> **Directive**: Transcribe the entries below verbatim, starting at their very beginning and ending with the line that contains "exit-arrow-half: ↓ [1519,973,1555,1001]", including both ends.

> **Dataset records**:
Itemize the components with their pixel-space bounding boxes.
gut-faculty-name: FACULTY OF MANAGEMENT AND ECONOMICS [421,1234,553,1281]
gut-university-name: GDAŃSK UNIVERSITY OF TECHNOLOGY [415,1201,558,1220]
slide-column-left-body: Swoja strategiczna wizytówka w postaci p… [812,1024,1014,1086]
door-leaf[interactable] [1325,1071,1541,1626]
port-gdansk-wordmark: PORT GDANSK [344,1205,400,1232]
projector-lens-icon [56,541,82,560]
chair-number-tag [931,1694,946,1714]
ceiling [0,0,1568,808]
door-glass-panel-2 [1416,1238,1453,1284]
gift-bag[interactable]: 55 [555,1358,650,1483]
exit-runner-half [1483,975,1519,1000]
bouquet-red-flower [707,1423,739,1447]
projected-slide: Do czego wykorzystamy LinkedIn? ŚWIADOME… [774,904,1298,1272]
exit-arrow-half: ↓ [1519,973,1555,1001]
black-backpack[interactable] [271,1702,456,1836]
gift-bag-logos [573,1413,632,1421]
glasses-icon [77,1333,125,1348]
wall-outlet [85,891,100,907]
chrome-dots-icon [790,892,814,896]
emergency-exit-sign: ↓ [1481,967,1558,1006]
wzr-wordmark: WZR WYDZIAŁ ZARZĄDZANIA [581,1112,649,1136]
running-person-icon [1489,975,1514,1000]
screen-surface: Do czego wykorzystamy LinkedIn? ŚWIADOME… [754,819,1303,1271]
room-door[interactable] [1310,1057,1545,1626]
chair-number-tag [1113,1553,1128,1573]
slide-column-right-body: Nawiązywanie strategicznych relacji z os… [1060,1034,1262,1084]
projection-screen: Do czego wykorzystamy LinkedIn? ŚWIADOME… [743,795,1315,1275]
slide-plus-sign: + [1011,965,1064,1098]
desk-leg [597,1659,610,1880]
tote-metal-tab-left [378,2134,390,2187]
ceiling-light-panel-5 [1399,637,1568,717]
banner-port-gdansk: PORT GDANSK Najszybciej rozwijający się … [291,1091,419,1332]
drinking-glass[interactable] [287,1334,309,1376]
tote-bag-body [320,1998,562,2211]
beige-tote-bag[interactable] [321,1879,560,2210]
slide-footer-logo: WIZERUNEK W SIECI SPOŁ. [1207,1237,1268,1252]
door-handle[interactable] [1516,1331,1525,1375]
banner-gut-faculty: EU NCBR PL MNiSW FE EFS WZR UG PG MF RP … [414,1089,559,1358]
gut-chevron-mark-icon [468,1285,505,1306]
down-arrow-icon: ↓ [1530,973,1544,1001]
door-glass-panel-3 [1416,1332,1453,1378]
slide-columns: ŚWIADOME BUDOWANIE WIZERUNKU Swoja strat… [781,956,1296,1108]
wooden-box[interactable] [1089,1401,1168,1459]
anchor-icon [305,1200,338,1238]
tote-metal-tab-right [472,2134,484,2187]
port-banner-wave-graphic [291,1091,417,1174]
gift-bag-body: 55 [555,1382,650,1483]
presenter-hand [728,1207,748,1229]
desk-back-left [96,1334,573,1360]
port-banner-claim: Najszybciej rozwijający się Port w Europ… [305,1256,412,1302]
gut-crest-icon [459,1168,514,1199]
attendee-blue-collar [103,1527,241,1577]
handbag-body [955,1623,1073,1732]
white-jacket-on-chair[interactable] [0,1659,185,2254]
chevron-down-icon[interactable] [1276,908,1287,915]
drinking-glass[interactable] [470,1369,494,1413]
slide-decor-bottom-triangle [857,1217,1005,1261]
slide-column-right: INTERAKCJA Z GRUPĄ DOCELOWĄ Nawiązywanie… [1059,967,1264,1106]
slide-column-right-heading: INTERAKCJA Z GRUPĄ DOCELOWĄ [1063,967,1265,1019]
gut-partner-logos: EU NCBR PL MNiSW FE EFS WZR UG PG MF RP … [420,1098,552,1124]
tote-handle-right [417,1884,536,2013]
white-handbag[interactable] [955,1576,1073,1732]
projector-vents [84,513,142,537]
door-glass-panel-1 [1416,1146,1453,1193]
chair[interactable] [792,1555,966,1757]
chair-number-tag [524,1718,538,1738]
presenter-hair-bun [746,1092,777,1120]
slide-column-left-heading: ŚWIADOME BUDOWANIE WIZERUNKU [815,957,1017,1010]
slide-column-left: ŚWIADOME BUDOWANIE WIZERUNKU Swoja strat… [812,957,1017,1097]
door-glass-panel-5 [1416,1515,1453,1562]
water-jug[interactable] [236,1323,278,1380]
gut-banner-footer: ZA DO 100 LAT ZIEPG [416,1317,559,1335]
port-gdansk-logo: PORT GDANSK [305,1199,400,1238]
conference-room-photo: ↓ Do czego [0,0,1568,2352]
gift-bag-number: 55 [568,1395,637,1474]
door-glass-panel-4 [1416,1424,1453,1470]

> **The solution**:
Itemize the components with their pixel-space bounding boxes.
gut-faculty-name: FACULTY OF MANAGEMENT AND ECONOMICS [421,1234,553,1281]
gut-university-name: GDAŃSK UNIVERSITY OF TECHNOLOGY [415,1201,558,1220]
slide-column-left-body: Swoja strategiczna wizytówka w postaci p… [812,1024,1014,1086]
door-leaf[interactable] [1325,1071,1541,1626]
port-gdansk-wordmark: PORT GDANSK [344,1205,400,1232]
projector-lens-icon [56,541,82,560]
chair-number-tag [931,1694,946,1714]
ceiling [0,0,1568,808]
door-glass-panel-2 [1416,1238,1453,1284]
gift-bag[interactable]: 55 [555,1358,650,1483]
exit-runner-half [1483,975,1519,1000]
bouquet-red-flower [707,1423,739,1447]
projected-slide: Do czego wykorzystamy LinkedIn? ŚWIADOME… [774,904,1298,1272]
exit-arrow-half: ↓ [1519,973,1555,1001]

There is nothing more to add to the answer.